* WHAT YOU WILL DO *
Among the records below, find each line that includes the string "форматына" and copy it.

— Start of THE DATA —

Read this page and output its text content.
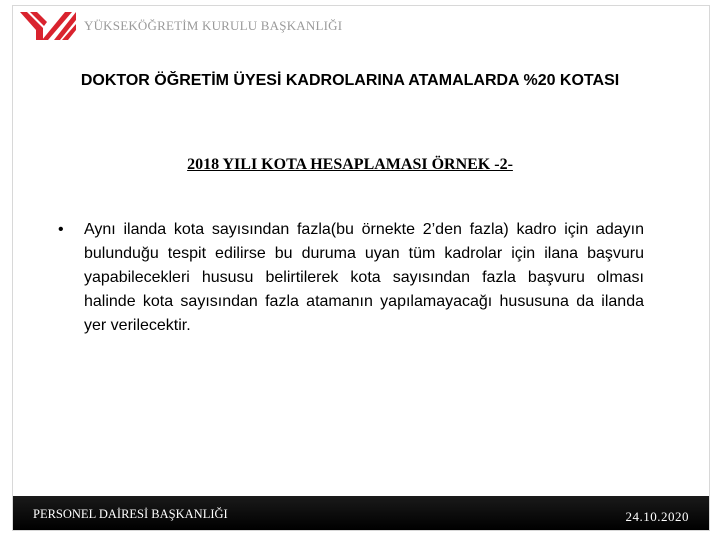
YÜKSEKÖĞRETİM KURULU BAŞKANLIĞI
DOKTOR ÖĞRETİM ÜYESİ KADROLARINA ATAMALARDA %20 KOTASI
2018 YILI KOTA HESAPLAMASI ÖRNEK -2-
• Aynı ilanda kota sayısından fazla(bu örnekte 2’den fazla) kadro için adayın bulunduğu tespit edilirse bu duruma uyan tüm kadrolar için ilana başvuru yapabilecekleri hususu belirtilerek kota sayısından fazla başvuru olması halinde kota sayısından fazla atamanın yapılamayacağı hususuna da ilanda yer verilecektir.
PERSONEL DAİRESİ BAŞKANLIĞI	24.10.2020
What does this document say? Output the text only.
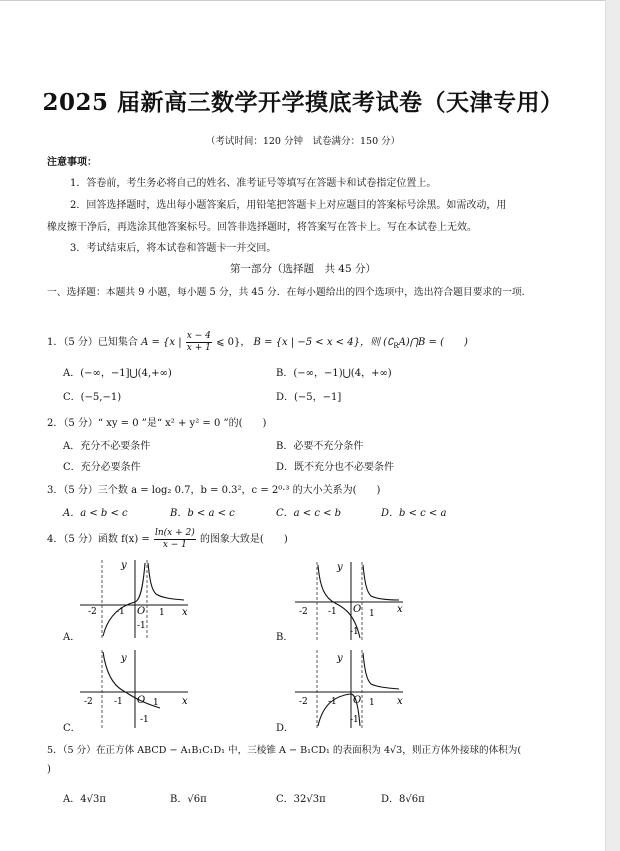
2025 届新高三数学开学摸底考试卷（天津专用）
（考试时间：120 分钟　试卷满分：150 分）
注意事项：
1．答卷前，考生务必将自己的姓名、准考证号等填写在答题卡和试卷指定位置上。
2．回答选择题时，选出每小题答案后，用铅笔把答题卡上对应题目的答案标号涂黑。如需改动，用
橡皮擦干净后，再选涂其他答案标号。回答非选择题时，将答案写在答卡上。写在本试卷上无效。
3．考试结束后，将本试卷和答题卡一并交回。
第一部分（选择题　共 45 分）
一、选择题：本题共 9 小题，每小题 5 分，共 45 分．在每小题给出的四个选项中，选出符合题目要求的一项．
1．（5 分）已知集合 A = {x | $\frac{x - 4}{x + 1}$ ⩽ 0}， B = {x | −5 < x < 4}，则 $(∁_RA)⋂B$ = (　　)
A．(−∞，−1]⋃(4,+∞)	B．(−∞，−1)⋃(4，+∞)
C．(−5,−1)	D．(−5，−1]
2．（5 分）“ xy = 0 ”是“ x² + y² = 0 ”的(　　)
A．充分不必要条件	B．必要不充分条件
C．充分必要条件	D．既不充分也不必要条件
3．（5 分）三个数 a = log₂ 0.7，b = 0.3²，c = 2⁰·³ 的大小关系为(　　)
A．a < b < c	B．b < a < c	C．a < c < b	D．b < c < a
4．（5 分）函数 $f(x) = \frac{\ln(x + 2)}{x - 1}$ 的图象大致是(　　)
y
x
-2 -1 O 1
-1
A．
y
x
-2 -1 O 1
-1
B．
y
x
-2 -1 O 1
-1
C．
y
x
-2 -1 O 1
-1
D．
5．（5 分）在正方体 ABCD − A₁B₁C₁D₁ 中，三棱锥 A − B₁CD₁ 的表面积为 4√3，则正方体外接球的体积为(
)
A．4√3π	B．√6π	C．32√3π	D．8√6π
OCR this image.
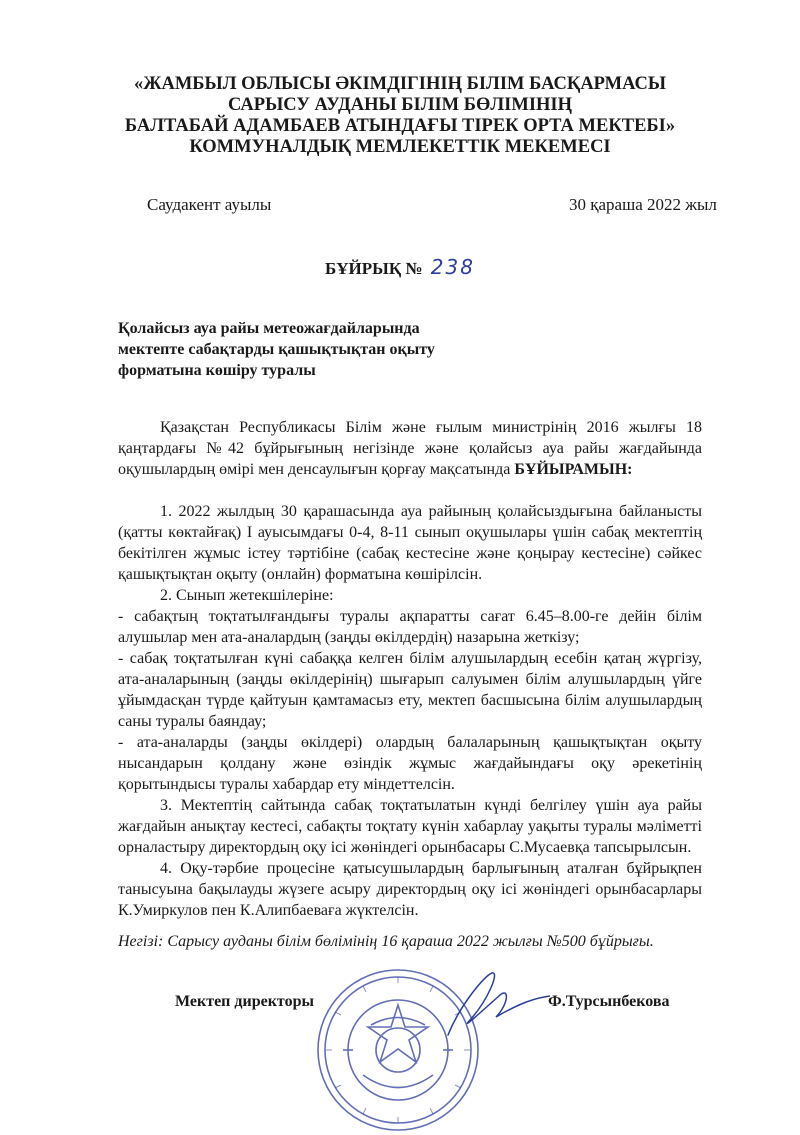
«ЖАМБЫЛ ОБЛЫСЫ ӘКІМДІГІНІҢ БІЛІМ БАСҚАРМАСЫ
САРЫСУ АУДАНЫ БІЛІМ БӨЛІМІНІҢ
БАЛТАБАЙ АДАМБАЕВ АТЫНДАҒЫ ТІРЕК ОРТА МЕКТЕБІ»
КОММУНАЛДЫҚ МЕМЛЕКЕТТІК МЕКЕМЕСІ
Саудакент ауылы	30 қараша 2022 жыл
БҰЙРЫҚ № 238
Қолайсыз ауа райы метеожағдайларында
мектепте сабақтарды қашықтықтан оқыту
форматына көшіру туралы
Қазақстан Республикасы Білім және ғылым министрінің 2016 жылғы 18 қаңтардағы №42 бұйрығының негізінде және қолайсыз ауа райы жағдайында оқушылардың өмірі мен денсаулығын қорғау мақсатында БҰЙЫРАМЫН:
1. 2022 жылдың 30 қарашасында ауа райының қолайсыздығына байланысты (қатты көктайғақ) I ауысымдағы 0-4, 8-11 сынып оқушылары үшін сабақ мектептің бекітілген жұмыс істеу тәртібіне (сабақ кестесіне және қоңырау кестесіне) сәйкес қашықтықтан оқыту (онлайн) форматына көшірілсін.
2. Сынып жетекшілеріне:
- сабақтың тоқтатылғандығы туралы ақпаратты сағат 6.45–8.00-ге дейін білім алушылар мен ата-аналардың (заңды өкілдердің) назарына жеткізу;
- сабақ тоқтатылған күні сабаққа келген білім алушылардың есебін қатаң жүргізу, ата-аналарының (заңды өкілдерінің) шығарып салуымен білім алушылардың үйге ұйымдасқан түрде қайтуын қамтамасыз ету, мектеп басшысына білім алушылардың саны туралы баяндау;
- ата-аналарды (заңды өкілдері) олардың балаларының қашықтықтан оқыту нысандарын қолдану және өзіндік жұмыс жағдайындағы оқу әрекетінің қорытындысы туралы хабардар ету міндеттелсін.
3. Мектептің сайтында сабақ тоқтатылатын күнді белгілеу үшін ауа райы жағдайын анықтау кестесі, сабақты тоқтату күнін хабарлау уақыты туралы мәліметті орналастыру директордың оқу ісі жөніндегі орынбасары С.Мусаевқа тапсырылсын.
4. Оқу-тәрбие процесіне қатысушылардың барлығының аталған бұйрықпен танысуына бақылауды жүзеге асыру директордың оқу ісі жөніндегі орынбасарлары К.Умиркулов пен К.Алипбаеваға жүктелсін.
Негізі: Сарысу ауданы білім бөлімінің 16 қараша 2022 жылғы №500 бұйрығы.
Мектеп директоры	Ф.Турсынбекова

— End of THE DATA —

* COMPLETE OUTPUT *
форматына көшіру туралы
1. 2022 жылдың 30 қарашасында ауа райының қолайсыздығына байланысты (қатты көктайғақ) I ауысымдағы 0-4, 8-11 сынып оқушылары үшін сабақ мектептің бекітілген жұмыс істеу тәртібіне (сабақ кестесіне және қоңырау кестесіне) сәйкес қашықтықтан оқыту (онлайн) форматына көшірілсін.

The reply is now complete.